======== Recorded data

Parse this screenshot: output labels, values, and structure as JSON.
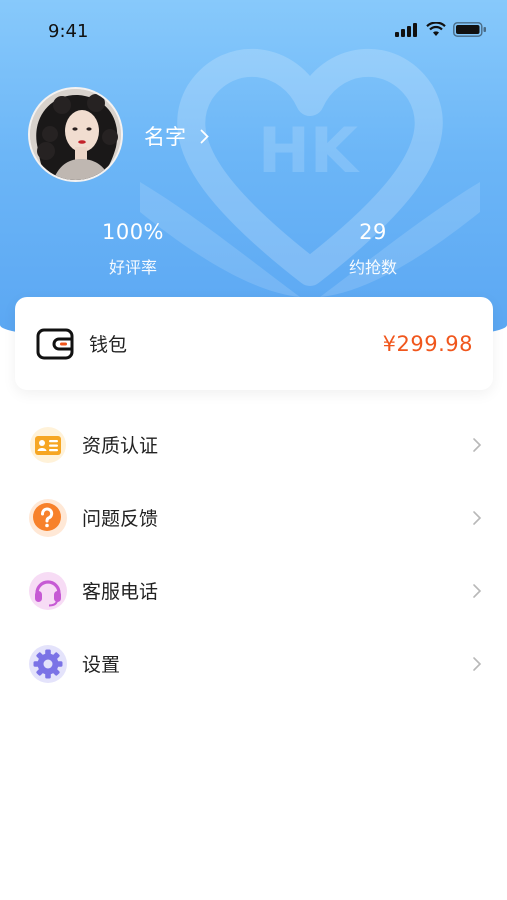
{
  "status_bar": {
    "time": "9:41"
  },
  "profile": {
    "name": "名字"
  },
  "stats": [
    {
      "value": "100%",
      "label": "好评率"
    },
    {
      "value": "29",
      "label": "约抢数"
    }
  ],
  "wallet": {
    "label": "钱包",
    "amount": "¥299.98"
  },
  "menu": {
    "items": [
      {
        "label": "资质认证",
        "icon": "id-card-icon"
      },
      {
        "label": "问题反馈",
        "icon": "question-icon"
      },
      {
        "label": "客服电话",
        "icon": "headset-icon"
      },
      {
        "label": "设置",
        "icon": "gear-icon"
      }
    ]
  },
  "colors": {
    "header_top": "#87c9fb",
    "header_bottom": "#5aa6f2",
    "amount": "#f0561c"
  }
}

================

» **Given problem**
Your task is to return the entries above exactly, with no pictures.

» **The reply**
Parse this screenshot: output labels, values, and structure as JSON.
{
  "status_bar": {
    "time": "9:41"
  },
  "profile": {
    "name": "名字"
  },
  "stats": [
    {
      "value": "100%",
      "label": "好评率"
    },
    {
      "value": "29",
      "label": "约抢数"
    }
  ],
  "wallet": {
    "label": "钱包",
    "amount": "¥299.98"
  },
  "menu": {
    "items": [
      {
        "label": "资质认证",
        "icon": "id-card-icon"
      },
      {
        "label": "问题反馈",
        "icon": "question-icon"
      },
      {
        "label": "客服电话",
        "icon": "headset-icon"
      },
      {
        "label": "设置",
        "icon": "gear-icon"
      }
    ]
  },
  "colors": {
    "header_top": "#87c9fb",
    "header_bottom": "#5aa6f2",
    "amount": "#f0561c"
  }
}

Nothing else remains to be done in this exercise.